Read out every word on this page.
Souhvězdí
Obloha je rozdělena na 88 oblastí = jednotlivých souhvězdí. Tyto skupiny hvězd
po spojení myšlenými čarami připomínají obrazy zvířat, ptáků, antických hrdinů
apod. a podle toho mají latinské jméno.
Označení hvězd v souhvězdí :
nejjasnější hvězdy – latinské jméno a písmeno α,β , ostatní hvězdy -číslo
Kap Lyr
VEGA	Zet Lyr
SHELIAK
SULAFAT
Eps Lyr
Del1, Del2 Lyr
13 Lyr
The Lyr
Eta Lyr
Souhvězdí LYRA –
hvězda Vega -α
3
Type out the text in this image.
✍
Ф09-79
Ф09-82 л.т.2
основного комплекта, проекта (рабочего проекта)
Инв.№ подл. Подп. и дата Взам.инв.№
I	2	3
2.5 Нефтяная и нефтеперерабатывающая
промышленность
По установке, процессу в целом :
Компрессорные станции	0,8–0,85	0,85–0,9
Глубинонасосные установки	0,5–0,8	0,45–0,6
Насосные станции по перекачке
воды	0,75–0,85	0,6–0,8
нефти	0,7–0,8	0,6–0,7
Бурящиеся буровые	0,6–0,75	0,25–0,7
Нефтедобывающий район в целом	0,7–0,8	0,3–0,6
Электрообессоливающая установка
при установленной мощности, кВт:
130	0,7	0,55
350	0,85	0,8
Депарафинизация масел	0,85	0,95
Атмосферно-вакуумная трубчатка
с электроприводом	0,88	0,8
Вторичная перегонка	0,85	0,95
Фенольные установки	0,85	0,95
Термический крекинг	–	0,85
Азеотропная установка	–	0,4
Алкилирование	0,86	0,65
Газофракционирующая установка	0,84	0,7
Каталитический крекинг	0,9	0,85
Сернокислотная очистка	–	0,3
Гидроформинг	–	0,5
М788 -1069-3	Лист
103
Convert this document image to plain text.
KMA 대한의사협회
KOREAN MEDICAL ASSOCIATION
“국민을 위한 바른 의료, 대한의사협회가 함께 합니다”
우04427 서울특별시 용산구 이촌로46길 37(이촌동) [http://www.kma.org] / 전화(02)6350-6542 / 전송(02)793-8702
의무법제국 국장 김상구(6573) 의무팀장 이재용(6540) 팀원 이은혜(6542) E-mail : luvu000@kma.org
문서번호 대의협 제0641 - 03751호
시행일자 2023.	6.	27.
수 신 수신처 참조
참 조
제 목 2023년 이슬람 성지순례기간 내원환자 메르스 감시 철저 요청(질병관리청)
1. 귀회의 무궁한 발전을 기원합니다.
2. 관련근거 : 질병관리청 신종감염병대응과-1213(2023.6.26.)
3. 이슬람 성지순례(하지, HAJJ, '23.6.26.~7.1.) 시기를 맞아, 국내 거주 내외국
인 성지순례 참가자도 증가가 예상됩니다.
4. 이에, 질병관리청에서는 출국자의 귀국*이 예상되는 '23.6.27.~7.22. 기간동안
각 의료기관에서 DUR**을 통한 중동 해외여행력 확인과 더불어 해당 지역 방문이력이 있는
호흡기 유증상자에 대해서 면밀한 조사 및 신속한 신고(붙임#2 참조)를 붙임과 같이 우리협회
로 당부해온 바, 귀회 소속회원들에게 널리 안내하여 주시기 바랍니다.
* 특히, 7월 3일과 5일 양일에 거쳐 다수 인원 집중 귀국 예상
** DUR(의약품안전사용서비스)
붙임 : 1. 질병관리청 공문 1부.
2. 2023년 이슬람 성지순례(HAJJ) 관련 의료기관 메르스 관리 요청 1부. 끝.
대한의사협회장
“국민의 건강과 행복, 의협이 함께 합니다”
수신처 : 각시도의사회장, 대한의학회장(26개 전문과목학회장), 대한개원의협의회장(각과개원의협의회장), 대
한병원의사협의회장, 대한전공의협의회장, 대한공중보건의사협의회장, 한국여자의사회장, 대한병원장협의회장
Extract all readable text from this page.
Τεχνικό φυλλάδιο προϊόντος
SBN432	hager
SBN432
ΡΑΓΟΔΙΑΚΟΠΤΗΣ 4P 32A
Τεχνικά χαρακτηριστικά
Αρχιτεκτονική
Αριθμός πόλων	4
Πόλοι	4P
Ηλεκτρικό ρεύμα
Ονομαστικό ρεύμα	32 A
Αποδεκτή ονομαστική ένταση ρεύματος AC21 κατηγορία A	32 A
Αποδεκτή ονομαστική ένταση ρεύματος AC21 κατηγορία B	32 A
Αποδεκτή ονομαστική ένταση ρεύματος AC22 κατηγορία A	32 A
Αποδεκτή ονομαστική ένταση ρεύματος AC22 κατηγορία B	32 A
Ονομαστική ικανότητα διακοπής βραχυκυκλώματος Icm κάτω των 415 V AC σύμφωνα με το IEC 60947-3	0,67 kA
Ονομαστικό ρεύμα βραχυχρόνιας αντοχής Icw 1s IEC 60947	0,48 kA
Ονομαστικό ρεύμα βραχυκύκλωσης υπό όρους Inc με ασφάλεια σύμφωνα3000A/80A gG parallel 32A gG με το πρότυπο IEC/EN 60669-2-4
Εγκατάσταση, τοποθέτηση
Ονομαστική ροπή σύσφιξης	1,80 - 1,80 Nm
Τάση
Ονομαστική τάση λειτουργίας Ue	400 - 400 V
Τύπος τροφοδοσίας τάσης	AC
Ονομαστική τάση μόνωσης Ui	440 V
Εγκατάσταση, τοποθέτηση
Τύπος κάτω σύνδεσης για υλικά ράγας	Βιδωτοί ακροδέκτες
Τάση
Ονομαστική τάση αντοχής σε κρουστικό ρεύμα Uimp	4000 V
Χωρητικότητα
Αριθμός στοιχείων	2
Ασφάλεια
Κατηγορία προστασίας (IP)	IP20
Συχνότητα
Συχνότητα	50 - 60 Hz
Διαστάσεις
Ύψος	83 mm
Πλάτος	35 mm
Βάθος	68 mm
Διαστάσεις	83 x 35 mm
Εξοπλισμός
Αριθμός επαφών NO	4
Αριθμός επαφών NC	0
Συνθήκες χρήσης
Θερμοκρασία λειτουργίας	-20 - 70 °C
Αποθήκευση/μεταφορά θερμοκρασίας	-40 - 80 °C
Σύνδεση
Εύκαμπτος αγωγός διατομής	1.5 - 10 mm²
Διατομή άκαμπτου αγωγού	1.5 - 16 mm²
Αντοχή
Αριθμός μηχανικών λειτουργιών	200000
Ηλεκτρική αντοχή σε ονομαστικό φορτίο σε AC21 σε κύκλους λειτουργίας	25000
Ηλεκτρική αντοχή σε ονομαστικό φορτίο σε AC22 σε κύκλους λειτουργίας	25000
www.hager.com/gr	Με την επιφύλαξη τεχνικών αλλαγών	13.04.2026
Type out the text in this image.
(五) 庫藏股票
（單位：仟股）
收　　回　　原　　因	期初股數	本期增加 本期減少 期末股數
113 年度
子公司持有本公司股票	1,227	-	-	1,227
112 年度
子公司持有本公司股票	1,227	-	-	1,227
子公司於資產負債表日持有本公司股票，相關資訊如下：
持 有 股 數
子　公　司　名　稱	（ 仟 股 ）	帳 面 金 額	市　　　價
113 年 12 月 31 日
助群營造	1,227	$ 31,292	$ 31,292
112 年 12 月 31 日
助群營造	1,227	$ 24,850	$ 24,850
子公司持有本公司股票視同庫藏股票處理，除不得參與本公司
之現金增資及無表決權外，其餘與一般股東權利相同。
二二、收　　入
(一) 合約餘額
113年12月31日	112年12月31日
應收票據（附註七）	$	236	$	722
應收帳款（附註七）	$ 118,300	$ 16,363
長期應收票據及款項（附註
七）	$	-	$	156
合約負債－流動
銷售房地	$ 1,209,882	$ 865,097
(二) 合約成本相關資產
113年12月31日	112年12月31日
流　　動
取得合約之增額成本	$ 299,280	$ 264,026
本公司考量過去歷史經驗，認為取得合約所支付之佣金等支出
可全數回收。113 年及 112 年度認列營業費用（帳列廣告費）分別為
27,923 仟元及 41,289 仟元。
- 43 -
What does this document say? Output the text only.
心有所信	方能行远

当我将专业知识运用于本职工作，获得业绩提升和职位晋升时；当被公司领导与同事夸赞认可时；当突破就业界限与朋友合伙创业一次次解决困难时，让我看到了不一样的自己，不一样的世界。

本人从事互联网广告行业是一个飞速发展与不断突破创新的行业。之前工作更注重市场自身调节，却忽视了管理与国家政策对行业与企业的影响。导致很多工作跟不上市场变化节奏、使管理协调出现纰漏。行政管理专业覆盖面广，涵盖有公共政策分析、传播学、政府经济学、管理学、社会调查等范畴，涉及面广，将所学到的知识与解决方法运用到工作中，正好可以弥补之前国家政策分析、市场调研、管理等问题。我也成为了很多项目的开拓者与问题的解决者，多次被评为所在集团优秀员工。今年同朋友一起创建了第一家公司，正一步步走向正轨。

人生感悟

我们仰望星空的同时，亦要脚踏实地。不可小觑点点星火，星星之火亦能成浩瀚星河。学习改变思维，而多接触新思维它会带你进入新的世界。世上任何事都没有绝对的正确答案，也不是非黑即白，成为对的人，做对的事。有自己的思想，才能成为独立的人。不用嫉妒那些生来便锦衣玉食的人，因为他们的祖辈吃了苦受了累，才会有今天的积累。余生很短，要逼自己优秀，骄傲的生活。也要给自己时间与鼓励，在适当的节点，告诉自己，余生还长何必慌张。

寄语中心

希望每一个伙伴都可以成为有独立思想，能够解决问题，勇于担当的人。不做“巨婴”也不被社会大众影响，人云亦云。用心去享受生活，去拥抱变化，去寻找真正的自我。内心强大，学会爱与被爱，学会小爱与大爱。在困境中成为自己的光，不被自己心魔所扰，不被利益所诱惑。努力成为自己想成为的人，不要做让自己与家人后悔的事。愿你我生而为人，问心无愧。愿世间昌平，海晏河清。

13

****************************************

> Task statement
Go through the listing above line by line and say how many lines hold the word "αντοχής". Reply with that number only.

> Answer to this problem
2